*TASK REQUIREMENTS*:
State the number of lines in these records holding "dnia". Say nothing more.

*ENTRIES PROVIDED*:

>>>>

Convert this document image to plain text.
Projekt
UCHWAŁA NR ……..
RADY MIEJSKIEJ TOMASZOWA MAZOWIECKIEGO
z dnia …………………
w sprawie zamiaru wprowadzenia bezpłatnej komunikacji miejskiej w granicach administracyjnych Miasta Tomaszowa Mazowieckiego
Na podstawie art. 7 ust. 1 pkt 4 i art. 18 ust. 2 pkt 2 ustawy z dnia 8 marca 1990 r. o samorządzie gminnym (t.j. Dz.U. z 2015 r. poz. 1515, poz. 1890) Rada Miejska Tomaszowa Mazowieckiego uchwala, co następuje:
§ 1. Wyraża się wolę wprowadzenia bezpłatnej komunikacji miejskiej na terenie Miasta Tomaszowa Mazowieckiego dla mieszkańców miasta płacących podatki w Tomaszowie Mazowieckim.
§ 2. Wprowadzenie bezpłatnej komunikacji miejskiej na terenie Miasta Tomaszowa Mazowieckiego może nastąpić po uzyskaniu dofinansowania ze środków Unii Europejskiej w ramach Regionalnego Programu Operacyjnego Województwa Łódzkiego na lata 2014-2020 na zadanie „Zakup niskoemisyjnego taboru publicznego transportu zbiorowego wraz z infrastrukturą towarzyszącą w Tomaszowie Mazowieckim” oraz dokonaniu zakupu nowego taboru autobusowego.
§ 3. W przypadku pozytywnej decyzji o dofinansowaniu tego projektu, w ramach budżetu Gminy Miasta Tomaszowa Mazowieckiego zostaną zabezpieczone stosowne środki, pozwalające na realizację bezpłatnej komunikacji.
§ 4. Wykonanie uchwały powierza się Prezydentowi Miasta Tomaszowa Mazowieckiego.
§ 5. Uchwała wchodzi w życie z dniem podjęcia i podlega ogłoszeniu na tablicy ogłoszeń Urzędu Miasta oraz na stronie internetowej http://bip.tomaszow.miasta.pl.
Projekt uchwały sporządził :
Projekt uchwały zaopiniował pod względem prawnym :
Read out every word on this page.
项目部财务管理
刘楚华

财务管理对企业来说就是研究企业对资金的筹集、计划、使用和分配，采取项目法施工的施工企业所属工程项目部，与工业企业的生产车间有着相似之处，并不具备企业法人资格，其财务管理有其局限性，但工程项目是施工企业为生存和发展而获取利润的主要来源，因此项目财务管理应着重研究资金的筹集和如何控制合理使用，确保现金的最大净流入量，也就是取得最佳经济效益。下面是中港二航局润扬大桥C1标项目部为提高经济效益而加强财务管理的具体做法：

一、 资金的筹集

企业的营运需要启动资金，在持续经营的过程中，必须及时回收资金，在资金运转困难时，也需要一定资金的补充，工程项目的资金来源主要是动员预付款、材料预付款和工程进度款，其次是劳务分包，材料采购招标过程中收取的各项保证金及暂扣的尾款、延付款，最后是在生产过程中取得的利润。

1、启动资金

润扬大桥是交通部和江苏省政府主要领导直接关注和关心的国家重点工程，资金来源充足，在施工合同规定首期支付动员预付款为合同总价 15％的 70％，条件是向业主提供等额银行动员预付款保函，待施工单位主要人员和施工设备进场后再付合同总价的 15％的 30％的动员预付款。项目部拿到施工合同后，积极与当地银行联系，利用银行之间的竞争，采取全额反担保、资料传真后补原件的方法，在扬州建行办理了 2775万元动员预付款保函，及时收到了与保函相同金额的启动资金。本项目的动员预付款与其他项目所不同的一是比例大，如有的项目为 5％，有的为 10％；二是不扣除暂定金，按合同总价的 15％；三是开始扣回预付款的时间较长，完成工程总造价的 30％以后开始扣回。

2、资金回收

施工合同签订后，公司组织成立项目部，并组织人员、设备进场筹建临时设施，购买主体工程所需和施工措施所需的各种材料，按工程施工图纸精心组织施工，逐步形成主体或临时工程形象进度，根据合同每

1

<<<<

*CORRECT ANSWER*:
2